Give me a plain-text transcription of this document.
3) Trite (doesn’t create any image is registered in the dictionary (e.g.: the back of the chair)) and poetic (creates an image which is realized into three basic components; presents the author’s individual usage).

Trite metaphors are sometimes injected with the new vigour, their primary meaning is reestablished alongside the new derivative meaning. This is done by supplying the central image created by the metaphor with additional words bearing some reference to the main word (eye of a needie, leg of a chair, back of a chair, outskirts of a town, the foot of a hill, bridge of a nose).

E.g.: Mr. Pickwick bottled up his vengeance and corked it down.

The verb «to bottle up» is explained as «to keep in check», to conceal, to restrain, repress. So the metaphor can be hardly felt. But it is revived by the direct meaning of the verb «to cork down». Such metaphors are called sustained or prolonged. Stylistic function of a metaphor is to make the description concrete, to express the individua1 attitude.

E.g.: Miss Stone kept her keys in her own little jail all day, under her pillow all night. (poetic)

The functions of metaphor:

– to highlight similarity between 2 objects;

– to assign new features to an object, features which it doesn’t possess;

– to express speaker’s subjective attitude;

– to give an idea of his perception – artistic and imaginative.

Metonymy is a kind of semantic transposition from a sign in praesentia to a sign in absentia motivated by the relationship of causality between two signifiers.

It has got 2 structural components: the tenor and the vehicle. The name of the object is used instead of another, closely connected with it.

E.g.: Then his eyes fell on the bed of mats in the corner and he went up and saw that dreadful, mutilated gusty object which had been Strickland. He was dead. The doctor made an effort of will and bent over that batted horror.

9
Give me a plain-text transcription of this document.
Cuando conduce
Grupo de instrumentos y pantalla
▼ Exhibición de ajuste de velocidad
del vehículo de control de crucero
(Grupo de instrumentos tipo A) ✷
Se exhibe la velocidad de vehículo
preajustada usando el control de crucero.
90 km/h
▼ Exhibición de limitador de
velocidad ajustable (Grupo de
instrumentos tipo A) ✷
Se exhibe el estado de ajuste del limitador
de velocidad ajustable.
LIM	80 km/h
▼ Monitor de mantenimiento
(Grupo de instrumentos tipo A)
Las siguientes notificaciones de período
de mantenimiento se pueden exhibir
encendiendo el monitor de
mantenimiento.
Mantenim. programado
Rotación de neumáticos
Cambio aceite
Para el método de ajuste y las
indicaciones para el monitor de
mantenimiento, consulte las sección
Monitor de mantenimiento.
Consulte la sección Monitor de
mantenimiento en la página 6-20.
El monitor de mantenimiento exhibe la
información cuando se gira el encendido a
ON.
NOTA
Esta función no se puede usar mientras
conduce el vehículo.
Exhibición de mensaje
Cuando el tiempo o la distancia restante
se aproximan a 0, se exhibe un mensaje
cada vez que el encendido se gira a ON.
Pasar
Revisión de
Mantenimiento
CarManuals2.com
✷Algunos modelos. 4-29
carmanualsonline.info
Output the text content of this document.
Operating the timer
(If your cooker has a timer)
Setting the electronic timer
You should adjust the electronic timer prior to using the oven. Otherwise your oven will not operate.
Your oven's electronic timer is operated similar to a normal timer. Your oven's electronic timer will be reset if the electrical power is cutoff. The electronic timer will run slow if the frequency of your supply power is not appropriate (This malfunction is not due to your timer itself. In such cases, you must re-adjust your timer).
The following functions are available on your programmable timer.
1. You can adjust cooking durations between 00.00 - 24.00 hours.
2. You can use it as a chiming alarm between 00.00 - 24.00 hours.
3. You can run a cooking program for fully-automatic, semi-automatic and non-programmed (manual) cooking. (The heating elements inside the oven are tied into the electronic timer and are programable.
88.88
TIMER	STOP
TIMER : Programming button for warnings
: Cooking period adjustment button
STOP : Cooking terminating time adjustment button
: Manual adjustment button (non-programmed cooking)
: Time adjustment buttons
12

########################################

_STATED EXERCISE_
Pull out each line of the listing that holds the string "into".

_THE SOLUTION_
3) Trite (doesn’t create any image is registered in the dictionary (e.g.: the back of the chair)) and poetic (creates an image which is realized into three basic components; presents the author’s individual usage).
3. You can run a cooking program for fully-automatic, semi-automatic and non-programmed (manual) cooking. (The heating elements inside the oven are tied into the electronic timer and are programable.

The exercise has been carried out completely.